### WORK INSTRUCTIONS
From the entries that follow, gather each line holding the word "timestamp".

### ENTRIES
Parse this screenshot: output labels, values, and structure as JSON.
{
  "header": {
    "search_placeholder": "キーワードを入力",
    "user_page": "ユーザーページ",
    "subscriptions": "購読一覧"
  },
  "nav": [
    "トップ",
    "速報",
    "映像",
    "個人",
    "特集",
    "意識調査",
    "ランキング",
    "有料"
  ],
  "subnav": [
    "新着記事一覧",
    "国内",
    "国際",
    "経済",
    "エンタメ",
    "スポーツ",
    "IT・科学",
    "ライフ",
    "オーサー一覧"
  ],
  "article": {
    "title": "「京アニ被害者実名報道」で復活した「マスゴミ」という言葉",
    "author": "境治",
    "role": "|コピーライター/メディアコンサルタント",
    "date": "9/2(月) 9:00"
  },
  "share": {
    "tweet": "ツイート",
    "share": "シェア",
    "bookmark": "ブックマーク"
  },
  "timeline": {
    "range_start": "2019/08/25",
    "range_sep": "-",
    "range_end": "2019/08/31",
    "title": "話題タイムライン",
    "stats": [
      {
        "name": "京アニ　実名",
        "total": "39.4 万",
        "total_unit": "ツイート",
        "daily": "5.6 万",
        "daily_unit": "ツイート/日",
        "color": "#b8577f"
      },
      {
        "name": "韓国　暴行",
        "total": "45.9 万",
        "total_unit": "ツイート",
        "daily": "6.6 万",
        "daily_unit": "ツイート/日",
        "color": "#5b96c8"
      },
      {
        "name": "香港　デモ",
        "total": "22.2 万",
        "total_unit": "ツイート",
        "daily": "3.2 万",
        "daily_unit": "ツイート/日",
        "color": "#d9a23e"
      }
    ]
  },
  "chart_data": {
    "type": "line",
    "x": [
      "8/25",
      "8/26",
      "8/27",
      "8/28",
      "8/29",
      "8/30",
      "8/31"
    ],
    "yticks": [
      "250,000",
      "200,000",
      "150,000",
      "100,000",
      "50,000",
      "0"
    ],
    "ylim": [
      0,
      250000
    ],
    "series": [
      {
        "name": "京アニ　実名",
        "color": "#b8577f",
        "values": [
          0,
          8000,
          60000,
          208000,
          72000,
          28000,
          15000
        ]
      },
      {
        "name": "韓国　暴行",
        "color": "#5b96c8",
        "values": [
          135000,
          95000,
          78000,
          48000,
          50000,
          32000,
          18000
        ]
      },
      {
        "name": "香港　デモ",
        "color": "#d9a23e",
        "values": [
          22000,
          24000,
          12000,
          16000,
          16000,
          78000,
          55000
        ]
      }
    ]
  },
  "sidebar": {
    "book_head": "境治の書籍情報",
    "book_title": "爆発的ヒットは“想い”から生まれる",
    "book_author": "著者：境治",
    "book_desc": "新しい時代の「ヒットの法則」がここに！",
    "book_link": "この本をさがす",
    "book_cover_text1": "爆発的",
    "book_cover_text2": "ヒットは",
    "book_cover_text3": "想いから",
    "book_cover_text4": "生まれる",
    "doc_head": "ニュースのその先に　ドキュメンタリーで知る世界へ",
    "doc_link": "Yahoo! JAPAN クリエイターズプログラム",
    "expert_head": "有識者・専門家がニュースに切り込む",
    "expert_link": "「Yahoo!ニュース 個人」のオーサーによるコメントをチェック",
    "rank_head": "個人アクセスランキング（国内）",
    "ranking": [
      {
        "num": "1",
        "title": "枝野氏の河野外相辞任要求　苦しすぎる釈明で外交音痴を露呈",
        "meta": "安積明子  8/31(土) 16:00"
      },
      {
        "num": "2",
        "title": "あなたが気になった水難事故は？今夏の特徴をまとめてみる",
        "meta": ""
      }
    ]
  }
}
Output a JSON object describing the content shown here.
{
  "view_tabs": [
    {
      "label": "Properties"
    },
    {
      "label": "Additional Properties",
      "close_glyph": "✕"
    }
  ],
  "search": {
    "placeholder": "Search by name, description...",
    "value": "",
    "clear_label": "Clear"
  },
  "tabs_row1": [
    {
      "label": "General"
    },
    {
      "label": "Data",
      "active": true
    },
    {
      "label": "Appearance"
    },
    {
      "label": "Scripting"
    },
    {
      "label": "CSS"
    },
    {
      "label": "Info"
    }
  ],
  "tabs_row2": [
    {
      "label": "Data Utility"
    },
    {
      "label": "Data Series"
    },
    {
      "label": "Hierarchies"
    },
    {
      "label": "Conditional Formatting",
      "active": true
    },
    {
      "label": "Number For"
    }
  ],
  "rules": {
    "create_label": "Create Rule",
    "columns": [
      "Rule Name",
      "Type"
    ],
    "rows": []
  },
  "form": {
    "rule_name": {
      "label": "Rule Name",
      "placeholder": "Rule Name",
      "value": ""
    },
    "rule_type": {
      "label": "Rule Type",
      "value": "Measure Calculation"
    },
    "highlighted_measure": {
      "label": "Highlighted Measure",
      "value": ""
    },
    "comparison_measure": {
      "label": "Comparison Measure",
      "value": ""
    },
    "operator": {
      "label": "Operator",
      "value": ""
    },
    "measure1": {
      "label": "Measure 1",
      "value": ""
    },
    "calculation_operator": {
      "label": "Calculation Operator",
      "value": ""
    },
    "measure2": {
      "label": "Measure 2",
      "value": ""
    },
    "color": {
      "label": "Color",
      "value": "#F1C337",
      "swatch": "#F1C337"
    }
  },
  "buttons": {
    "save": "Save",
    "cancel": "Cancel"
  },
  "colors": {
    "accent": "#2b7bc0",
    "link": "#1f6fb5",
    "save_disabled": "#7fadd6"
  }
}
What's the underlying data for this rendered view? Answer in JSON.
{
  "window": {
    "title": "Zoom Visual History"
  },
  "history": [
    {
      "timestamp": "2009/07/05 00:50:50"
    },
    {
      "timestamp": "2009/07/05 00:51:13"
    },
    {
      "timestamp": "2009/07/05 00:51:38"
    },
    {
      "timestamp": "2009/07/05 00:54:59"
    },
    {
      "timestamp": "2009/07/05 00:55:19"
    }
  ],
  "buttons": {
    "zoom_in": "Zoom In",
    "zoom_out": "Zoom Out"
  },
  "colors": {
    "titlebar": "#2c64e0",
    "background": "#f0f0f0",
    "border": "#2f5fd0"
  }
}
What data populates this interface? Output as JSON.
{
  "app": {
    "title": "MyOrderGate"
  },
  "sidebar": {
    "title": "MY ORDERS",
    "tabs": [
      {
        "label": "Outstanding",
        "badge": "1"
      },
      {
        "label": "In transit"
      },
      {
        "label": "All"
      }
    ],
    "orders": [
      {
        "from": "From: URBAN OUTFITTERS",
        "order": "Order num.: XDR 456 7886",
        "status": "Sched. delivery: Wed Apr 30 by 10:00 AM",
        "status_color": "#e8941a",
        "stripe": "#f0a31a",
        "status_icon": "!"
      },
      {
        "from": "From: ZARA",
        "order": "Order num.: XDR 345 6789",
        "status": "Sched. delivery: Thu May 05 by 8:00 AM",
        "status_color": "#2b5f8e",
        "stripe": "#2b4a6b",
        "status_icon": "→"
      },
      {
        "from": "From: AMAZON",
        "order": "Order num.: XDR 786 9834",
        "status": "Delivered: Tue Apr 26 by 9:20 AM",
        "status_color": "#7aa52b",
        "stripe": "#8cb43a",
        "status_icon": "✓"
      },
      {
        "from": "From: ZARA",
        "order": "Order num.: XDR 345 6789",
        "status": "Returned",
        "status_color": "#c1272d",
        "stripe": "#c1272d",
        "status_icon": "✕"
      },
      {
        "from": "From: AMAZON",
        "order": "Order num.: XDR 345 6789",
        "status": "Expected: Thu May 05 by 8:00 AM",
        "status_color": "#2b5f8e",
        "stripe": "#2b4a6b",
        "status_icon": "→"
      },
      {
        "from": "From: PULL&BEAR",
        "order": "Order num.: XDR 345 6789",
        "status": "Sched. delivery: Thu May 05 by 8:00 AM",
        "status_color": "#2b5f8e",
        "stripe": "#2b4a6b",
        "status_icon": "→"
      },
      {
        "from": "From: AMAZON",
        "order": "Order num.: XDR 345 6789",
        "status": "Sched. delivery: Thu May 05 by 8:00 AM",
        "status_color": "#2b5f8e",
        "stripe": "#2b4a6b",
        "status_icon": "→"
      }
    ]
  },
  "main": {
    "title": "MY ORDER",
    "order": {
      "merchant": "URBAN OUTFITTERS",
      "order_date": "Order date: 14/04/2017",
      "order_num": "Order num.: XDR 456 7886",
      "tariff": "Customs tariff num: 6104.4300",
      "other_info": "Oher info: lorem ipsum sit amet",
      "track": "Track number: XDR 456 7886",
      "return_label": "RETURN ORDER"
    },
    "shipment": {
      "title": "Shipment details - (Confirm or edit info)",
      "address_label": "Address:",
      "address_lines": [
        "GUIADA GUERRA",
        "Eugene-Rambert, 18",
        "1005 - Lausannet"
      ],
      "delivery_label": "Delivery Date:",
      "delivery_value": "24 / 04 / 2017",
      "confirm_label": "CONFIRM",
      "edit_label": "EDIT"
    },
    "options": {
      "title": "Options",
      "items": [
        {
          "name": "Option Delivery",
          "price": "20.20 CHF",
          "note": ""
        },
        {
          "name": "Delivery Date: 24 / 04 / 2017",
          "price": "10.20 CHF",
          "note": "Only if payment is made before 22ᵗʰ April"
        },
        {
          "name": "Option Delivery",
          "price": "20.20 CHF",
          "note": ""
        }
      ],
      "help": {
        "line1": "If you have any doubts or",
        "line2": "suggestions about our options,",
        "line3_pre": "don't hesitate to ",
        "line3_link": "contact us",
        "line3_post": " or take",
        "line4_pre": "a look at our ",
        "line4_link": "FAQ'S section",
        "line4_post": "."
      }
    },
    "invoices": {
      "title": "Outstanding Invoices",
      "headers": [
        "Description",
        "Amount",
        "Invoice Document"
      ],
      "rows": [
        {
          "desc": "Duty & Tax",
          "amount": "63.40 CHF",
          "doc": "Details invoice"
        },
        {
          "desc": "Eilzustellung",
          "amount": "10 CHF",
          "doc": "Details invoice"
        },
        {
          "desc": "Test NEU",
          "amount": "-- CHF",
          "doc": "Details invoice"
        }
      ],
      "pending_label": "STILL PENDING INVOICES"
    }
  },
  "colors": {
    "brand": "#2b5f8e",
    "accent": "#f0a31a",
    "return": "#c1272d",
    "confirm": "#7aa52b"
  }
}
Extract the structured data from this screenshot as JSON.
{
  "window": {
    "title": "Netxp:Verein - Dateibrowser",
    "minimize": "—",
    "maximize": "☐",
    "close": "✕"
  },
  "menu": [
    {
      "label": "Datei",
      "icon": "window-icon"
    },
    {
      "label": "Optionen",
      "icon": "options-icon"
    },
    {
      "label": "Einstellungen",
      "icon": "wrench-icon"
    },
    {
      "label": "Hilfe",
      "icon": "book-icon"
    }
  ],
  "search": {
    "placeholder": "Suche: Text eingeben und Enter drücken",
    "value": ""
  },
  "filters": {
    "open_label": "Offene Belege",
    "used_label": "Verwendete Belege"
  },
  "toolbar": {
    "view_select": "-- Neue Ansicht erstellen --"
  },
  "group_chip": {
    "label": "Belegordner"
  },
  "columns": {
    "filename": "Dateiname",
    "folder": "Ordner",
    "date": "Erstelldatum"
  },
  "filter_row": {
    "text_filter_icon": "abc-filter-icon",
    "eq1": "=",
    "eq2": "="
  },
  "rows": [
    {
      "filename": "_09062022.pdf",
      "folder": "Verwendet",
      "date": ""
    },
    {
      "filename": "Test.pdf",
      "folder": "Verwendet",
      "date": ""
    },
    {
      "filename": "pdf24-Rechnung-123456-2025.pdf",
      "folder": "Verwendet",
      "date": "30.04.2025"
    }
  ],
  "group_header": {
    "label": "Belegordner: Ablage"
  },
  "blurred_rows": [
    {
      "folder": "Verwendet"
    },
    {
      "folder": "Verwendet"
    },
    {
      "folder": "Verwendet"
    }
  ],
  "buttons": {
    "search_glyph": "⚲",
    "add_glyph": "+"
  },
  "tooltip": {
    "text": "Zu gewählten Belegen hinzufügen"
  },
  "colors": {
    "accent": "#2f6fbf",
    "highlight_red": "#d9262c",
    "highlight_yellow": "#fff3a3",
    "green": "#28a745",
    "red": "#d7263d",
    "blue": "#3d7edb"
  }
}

### WRITTEN ANSWER
      "timestamp": "2009/07/05 00:50:50"
      "timestamp": "2009/07/05 00:51:13"
      "timestamp": "2009/07/05 00:51:38"
      "timestamp": "2009/07/05 00:54:59"
      "timestamp": "2009/07/05 00:55:19"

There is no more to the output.